#### [JOB]
All of the data below should be written out exactly.

- - - - - - -

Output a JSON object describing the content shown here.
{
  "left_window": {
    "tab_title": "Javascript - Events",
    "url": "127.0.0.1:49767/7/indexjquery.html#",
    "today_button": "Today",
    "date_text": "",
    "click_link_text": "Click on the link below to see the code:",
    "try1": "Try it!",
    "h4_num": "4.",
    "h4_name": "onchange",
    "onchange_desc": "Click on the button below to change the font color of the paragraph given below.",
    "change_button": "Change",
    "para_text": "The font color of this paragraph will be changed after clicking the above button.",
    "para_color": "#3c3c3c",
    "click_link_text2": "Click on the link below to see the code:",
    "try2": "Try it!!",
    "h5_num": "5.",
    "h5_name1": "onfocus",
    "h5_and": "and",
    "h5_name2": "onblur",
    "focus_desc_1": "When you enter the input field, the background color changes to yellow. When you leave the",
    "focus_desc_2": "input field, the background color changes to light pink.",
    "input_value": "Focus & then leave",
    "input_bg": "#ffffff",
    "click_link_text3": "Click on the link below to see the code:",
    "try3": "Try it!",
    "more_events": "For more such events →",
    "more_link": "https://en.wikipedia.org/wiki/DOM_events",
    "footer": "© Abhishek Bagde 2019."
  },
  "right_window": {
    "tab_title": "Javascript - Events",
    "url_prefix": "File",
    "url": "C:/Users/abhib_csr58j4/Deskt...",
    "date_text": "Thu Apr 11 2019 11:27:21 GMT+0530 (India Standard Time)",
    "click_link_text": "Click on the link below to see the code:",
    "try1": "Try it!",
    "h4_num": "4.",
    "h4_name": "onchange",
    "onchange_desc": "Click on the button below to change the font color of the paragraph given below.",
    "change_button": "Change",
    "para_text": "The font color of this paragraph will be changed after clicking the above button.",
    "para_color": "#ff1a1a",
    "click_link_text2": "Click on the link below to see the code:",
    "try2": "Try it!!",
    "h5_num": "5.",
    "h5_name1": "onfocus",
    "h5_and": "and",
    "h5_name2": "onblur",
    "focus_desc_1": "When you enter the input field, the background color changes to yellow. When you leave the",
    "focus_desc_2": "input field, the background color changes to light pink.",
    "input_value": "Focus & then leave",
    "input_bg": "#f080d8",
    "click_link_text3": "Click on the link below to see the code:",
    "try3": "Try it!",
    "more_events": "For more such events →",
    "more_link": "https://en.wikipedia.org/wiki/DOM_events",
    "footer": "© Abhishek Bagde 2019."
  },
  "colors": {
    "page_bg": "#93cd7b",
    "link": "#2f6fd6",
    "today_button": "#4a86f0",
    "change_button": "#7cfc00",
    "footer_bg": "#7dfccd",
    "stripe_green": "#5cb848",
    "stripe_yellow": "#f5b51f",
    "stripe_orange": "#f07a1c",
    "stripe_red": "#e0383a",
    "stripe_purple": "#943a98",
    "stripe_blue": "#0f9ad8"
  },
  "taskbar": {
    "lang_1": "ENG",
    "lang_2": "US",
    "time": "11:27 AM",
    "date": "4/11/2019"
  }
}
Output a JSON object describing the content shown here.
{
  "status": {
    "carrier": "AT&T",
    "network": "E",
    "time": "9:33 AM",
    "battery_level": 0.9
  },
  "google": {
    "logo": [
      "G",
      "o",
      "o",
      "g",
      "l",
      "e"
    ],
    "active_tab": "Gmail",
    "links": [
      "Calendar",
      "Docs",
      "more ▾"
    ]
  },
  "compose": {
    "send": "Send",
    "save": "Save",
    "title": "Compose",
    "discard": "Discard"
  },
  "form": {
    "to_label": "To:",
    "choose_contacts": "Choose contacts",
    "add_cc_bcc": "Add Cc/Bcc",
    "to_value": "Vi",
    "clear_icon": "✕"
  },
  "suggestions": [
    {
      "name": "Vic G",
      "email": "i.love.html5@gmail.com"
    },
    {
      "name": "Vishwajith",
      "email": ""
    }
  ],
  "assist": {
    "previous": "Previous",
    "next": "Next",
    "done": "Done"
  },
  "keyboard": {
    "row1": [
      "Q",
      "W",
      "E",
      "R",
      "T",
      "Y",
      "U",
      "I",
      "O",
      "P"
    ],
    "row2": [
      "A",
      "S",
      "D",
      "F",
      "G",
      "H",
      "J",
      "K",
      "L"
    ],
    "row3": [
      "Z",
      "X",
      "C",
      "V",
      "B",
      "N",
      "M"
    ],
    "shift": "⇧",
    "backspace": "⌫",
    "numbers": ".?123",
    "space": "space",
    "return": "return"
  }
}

- - - - - - -

#### [FULL ANSWER]
Output a JSON object describing the content shown here.
{
  "left_window": {
    "tab_title": "Javascript - Events",
    "url": "127.0.0.1:49767/7/indexjquery.html#",
    "today_button": "Today",
    "date_text": "",
    "click_link_text": "Click on the link below to see the code:",
    "try1": "Try it!",
    "h4_num": "4.",
    "h4_name": "onchange",
    "onchange_desc": "Click on the button below to change the font color of the paragraph given below.",
    "change_button": "Change",
    "para_text": "The font color of this paragraph will be changed after clicking the above button.",
    "para_color": "#3c3c3c",
    "click_link_text2": "Click on the link below to see the code:",
    "try2": "Try it!!",
    "h5_num": "5.",
    "h5_name1": "onfocus",
    "h5_and": "and",
    "h5_name2": "onblur",
    "focus_desc_1": "When you enter the input field, the background color changes to yellow. When you leave the",
    "focus_desc_2": "input field, the background color changes to light pink.",
    "input_value": "Focus & then leave",
    "input_bg": "#ffffff",
    "click_link_text3": "Click on the link below to see the code:",
    "try3": "Try it!",
    "more_events": "For more such events →",
    "more_link": "https://en.wikipedia.org/wiki/DOM_events",
    "footer": "© Abhishek Bagde 2019."
  },
  "right_window": {
    "tab_title": "Javascript - Events",
    "url_prefix": "File",
    "url": "C:/Users/abhib_csr58j4/Deskt...",
    "date_text": "Thu Apr 11 2019 11:27:21 GMT+0530 (India Standard Time)",
    "click_link_text": "Click on the link below to see the code:",
    "try1": "Try it!",
    "h4_num": "4.",
    "h4_name": "onchange",
    "onchange_desc": "Click on the button below to change the font color of the paragraph given below.",
    "change_button": "Change",
    "para_text": "The font color of this paragraph will be changed after clicking the above button.",
    "para_color": "#ff1a1a",
    "click_link_text2": "Click on the link below to see the code:",
    "try2": "Try it!!",
    "h5_num": "5.",
    "h5_name1": "onfocus",
    "h5_and": "and",
    "h5_name2": "onblur",
    "focus_desc_1": "When you enter the input field, the background color changes to yellow. When you leave the",
    "focus_desc_2": "input field, the background color changes to light pink.",
    "input_value": "Focus & then leave",
    "input_bg": "#f080d8",
    "click_link_text3": "Click on the link below to see the code:",
    "try3": "Try it!",
    "more_events": "For more such events →",
    "more_link": "https://en.wikipedia.org/wiki/DOM_events",
    "footer": "© Abhishek Bagde 2019."
  },
  "colors": {
    "page_bg": "#93cd7b",
    "link": "#2f6fd6",
    "today_button": "#4a86f0",
    "change_button": "#7cfc00",
    "footer_bg": "#7dfccd",
    "stripe_green": "#5cb848",
    "stripe_yellow": "#f5b51f",
    "stripe_orange": "#f07a1c",
    "stripe_red": "#e0383a",
    "stripe_purple": "#943a98",
    "stripe_blue": "#0f9ad8"
  },
  "taskbar": {
    "lang_1": "ENG",
    "lang_2": "US",
    "time": "11:27 AM",
    "date": "4/11/2019"
  }
}
Output a JSON object describing the content shown here.
{
  "status": {
    "carrier": "AT&T",
    "network": "E",
    "time": "9:33 AM",
    "battery_level": 0.9
  },
  "google": {
    "logo": [
      "G",
      "o",
      "o",
      "g",
      "l",
      "e"
    ],
    "active_tab": "Gmail",
    "links": [
      "Calendar",
      "Docs",
      "more ▾"
    ]
  },
  "compose": {
    "send": "Send",
    "save": "Save",
    "title": "Compose",
    "discard": "Discard"
  },
  "form": {
    "to_label": "To:",
    "choose_contacts": "Choose contacts",
    "add_cc_bcc": "Add Cc/Bcc",
    "to_value": "Vi",
    "clear_icon": "✕"
  },
  "suggestions": [
    {
      "name": "Vic G",
      "email": "i.love.html5@gmail.com"
    },
    {
      "name": "Vishwajith",
      "email": ""
    }
  ],
  "assist": {
    "previous": "Previous",
    "next": "Next",
    "done": "Done"
  },
  "keyboard": {
    "row1": [
      "Q",
      "W",
      "E",
      "R",
      "T",
      "Y",
      "U",
      "I",
      "O",
      "P"
    ],
    "row2": [
      "A",
      "S",
      "D",
      "F",
      "G",
      "H",
      "J",
      "K",
      "L"
    ],
    "row3": [
      "Z",
      "X",
      "C",
      "V",
      "B",
      "N",
      "M"
    ],
    "shift": "⇧",
    "backspace": "⌫",
    "numbers": ".?123",
    "space": "space",
    "return": "return"
  }
}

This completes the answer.